# Start of MATERIAL SUPPLIED

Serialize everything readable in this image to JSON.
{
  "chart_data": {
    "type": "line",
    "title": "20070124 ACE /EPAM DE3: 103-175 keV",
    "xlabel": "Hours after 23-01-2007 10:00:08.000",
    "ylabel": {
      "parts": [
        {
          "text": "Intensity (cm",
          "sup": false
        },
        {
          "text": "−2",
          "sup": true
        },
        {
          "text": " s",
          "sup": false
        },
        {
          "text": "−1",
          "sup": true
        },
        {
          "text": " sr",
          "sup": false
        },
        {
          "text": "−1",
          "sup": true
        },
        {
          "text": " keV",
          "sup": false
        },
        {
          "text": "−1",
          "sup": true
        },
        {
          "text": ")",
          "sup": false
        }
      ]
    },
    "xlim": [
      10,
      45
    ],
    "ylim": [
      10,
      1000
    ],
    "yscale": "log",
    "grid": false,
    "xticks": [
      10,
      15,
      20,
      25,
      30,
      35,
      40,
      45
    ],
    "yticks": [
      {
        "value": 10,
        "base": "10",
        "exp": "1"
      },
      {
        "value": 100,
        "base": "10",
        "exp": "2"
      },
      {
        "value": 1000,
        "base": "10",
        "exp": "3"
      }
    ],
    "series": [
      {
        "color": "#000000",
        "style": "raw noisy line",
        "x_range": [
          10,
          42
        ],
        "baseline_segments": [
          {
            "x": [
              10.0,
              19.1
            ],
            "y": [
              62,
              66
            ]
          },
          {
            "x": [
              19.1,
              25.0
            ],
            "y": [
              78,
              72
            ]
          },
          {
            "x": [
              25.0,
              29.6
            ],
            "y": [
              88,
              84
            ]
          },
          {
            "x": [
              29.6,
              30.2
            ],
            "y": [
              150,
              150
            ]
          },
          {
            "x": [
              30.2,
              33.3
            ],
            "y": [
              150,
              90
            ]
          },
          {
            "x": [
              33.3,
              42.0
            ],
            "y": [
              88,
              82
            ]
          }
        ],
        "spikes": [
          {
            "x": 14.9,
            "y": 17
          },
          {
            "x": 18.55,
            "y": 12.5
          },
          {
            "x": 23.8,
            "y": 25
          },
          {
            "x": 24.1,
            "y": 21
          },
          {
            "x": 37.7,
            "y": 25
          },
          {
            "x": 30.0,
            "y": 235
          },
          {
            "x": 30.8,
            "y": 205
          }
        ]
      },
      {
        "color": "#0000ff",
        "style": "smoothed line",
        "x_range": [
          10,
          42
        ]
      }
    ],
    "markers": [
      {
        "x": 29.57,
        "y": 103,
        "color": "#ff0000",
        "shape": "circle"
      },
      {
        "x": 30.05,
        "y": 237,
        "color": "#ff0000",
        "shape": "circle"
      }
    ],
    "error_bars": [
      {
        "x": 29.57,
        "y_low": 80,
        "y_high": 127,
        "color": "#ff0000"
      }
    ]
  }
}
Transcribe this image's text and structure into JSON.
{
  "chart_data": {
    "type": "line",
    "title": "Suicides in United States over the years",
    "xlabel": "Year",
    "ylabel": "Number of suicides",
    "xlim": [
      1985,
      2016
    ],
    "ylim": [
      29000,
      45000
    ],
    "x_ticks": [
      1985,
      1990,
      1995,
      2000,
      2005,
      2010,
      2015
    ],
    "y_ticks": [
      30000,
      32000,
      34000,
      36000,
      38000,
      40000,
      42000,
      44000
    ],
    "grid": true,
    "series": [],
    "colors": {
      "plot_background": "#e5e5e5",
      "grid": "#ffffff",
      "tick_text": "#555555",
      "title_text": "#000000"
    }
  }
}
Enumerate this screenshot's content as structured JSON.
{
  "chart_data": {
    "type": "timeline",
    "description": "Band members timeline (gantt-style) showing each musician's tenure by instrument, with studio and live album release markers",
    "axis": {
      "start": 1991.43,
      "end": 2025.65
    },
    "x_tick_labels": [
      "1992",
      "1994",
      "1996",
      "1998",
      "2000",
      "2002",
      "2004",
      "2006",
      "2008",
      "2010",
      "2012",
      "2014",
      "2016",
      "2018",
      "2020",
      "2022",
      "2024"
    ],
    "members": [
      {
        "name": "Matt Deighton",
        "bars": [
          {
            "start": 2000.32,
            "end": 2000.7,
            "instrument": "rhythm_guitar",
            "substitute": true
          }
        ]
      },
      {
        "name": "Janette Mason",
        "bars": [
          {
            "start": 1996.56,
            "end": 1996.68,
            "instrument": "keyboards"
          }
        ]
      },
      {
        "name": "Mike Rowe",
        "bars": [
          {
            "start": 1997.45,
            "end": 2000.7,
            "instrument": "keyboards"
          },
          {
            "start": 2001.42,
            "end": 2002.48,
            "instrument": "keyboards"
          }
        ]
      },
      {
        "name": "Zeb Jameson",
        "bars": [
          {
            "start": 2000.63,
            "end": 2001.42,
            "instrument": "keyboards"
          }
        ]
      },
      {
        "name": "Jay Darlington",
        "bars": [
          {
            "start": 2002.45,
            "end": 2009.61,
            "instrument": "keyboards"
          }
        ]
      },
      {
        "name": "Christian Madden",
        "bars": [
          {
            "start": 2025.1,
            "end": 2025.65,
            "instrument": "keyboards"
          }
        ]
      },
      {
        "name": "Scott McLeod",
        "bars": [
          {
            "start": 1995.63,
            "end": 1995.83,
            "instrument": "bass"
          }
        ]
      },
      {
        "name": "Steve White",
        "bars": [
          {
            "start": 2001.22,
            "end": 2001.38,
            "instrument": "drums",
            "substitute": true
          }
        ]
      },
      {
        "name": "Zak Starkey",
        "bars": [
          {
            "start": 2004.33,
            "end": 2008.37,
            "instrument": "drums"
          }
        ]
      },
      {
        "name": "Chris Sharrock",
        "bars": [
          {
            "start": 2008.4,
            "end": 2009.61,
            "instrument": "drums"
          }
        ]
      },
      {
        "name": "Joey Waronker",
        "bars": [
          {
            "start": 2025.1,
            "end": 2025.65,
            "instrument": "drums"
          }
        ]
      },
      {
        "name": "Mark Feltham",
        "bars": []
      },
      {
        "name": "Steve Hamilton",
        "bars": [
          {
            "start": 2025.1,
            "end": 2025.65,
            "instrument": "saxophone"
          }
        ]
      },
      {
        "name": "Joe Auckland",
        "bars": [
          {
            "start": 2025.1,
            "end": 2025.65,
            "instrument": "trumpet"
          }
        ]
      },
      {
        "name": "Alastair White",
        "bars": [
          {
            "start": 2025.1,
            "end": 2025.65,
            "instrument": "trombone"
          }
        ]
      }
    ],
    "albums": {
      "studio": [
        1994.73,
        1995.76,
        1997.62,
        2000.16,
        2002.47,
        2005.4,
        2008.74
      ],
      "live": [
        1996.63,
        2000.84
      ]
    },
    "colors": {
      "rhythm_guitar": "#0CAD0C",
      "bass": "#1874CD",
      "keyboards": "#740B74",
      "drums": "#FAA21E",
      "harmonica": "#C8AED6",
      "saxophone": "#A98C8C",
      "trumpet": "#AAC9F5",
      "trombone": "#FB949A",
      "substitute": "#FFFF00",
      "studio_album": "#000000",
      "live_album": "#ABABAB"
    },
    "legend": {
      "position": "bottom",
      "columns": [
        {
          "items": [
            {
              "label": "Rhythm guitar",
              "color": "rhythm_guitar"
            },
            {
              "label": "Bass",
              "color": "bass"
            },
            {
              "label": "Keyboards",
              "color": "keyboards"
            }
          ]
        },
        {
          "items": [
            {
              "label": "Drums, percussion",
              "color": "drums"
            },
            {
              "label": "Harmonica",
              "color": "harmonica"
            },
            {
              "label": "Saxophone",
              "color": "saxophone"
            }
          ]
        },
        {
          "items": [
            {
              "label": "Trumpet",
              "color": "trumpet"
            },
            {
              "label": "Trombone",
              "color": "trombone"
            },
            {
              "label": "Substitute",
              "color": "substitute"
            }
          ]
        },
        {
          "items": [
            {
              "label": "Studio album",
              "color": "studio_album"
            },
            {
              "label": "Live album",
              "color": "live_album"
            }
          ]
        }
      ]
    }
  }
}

# End of MATERIAL SUPPLIED

WHAT THE TASK ASKS - Return each line with "Steve".

WORKED SOLUTION -
        "name": "Steve White",
        "name": "Steve Hamilton",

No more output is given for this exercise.